> **TASK MATERIAL**
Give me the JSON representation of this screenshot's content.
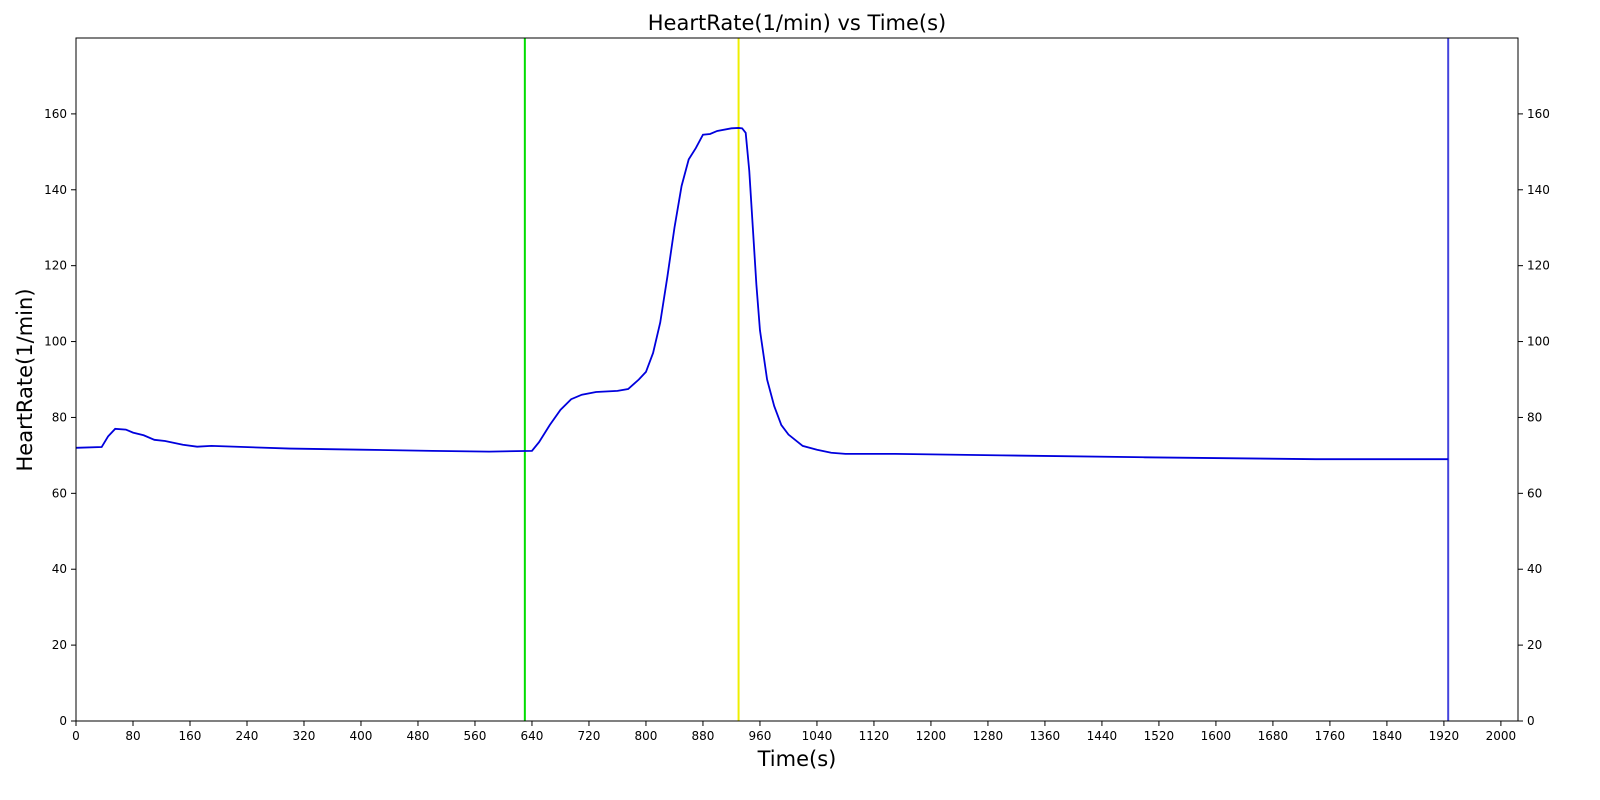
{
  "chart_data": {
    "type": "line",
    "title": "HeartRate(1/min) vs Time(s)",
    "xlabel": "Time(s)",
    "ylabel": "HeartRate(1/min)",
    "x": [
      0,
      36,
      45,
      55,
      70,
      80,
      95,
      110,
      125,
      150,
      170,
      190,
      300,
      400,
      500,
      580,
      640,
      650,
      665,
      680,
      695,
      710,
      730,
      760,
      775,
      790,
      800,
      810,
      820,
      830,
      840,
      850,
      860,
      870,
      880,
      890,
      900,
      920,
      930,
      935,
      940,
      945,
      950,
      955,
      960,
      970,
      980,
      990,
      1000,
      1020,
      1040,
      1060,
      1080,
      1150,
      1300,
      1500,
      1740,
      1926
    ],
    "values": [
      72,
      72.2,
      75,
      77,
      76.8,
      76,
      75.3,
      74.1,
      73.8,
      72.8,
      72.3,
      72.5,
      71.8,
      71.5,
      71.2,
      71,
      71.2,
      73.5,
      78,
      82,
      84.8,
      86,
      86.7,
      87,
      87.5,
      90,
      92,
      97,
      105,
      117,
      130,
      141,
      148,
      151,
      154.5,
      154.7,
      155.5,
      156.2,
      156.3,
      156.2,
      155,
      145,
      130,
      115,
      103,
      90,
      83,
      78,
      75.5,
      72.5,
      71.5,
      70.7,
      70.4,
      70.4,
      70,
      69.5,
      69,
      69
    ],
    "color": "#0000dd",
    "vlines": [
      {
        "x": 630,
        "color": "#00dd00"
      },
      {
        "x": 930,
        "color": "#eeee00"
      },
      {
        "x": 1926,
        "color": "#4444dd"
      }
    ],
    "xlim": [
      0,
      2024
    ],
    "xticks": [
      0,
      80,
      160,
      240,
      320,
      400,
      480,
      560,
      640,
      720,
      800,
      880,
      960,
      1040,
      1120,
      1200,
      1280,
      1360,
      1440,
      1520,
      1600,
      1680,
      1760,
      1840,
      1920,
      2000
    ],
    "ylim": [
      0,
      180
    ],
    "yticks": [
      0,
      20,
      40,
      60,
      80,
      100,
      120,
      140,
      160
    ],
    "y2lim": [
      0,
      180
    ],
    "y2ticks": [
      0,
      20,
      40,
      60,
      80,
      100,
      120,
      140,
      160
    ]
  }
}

> **INSTRUCTIONS TO FOLLOW**
Give back all entries exactly. No pictures belong in the copy.

> **RESULT FOR THIS EXERCISE**
Give me the JSON representation of this screenshot's content.
{
  "chart_data": {
    "type": "line",
    "title": "HeartRate(1/min) vs Time(s)",
    "xlabel": "Time(s)",
    "ylabel": "HeartRate(1/min)",
    "x": [
      0,
      36,
      45,
      55,
      70,
      80,
      95,
      110,
      125,
      150,
      170,
      190,
      300,
      400,
      500,
      580,
      640,
      650,
      665,
      680,
      695,
      710,
      730,
      760,
      775,
      790,
      800,
      810,
      820,
      830,
      840,
      850,
      860,
      870,
      880,
      890,
      900,
      920,
      930,
      935,
      940,
      945,
      950,
      955,
      960,
      970,
      980,
      990,
      1000,
      1020,
      1040,
      1060,
      1080,
      1150,
      1300,
      1500,
      1740,
      1926
    ],
    "values": [
      72,
      72.2,
      75,
      77,
      76.8,
      76,
      75.3,
      74.1,
      73.8,
      72.8,
      72.3,
      72.5,
      71.8,
      71.5,
      71.2,
      71,
      71.2,
      73.5,
      78,
      82,
      84.8,
      86,
      86.7,
      87,
      87.5,
      90,
      92,
      97,
      105,
      117,
      130,
      141,
      148,
      151,
      154.5,
      154.7,
      155.5,
      156.2,
      156.3,
      156.2,
      155,
      145,
      130,
      115,
      103,
      90,
      83,
      78,
      75.5,
      72.5,
      71.5,
      70.7,
      70.4,
      70.4,
      70,
      69.5,
      69,
      69
    ],
    "color": "#0000dd",
    "vlines": [
      {
        "x": 630,
        "color": "#00dd00"
      },
      {
        "x": 930,
        "color": "#eeee00"
      },
      {
        "x": 1926,
        "color": "#4444dd"
      }
    ],
    "xlim": [
      0,
      2024
    ],
    "xticks": [
      0,
      80,
      160,
      240,
      320,
      400,
      480,
      560,
      640,
      720,
      800,
      880,
      960,
      1040,
      1120,
      1200,
      1280,
      1360,
      1440,
      1520,
      1600,
      1680,
      1760,
      1840,
      1920,
      2000
    ],
    "ylim": [
      0,
      180
    ],
    "yticks": [
      0,
      20,
      40,
      60,
      80,
      100,
      120,
      140,
      160
    ],
    "y2lim": [
      0,
      180
    ],
    "y2ticks": [
      0,
      20,
      40,
      60,
      80,
      100,
      120,
      140,
      160
    ]
  }
}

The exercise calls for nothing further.